WORK INSTRUCTIONS: Extract every line that contains the word "JSON".

DATA SECTION:
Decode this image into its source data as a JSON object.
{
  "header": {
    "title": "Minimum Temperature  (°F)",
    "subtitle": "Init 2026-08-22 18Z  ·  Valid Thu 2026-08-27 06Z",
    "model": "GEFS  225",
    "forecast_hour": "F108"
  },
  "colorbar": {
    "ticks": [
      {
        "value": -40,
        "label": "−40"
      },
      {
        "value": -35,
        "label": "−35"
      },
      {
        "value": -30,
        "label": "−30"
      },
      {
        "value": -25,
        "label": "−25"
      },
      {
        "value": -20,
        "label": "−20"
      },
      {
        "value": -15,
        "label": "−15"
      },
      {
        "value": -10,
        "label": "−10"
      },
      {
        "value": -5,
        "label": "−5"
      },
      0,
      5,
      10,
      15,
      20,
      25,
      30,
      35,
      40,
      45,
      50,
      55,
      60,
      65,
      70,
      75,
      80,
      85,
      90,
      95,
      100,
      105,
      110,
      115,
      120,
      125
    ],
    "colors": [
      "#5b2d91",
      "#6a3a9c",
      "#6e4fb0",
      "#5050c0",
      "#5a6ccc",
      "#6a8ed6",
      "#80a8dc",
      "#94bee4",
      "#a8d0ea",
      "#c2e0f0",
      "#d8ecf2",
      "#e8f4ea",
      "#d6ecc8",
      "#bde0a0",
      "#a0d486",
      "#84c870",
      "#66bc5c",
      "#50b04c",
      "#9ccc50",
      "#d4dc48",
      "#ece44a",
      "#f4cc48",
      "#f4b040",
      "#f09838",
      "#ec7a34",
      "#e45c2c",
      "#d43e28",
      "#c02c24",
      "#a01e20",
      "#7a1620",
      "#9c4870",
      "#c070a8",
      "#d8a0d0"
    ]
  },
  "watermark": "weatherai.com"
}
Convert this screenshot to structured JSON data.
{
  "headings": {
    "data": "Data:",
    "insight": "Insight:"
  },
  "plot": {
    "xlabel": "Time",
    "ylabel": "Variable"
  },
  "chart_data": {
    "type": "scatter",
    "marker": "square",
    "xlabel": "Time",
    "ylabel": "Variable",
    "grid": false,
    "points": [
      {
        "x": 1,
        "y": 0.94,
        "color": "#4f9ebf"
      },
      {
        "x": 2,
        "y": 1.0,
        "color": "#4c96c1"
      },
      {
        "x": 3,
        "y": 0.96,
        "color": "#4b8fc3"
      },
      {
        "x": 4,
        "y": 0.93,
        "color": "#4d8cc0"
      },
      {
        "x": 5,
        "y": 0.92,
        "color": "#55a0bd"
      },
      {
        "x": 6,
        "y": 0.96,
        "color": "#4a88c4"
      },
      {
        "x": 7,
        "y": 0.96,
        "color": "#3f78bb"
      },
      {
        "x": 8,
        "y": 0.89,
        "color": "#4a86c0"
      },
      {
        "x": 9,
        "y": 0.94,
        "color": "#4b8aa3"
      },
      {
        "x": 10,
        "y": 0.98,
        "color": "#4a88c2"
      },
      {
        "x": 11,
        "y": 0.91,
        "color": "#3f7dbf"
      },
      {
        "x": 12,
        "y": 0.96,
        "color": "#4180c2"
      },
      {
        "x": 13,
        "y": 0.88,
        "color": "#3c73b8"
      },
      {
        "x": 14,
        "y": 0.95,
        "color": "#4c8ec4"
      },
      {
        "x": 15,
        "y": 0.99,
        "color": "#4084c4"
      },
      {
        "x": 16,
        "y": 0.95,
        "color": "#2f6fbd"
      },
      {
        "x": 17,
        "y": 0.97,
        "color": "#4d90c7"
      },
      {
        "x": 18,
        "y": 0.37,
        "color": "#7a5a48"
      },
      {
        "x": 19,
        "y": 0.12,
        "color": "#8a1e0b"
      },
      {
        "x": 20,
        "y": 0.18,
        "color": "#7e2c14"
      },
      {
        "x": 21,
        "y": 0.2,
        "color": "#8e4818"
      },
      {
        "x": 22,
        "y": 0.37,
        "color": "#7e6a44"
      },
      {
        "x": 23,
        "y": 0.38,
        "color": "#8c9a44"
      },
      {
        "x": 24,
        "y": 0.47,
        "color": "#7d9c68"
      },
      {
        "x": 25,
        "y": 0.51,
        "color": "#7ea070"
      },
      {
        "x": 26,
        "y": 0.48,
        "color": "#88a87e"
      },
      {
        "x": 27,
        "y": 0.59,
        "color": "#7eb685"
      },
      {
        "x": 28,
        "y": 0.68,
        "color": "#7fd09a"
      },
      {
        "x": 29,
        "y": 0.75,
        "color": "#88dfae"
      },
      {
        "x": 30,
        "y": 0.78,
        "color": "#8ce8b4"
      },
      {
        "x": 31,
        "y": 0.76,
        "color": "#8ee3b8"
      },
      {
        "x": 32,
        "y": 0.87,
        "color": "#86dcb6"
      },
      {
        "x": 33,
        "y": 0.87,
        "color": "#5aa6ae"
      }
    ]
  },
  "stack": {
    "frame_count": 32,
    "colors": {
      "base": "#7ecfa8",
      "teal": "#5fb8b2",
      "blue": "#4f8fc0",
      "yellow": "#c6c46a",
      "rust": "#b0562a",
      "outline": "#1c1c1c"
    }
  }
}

OUTPUT FOR THIS TASK:
Decode this image into its source data as a JSON object.
Convert this screenshot to structured JSON data.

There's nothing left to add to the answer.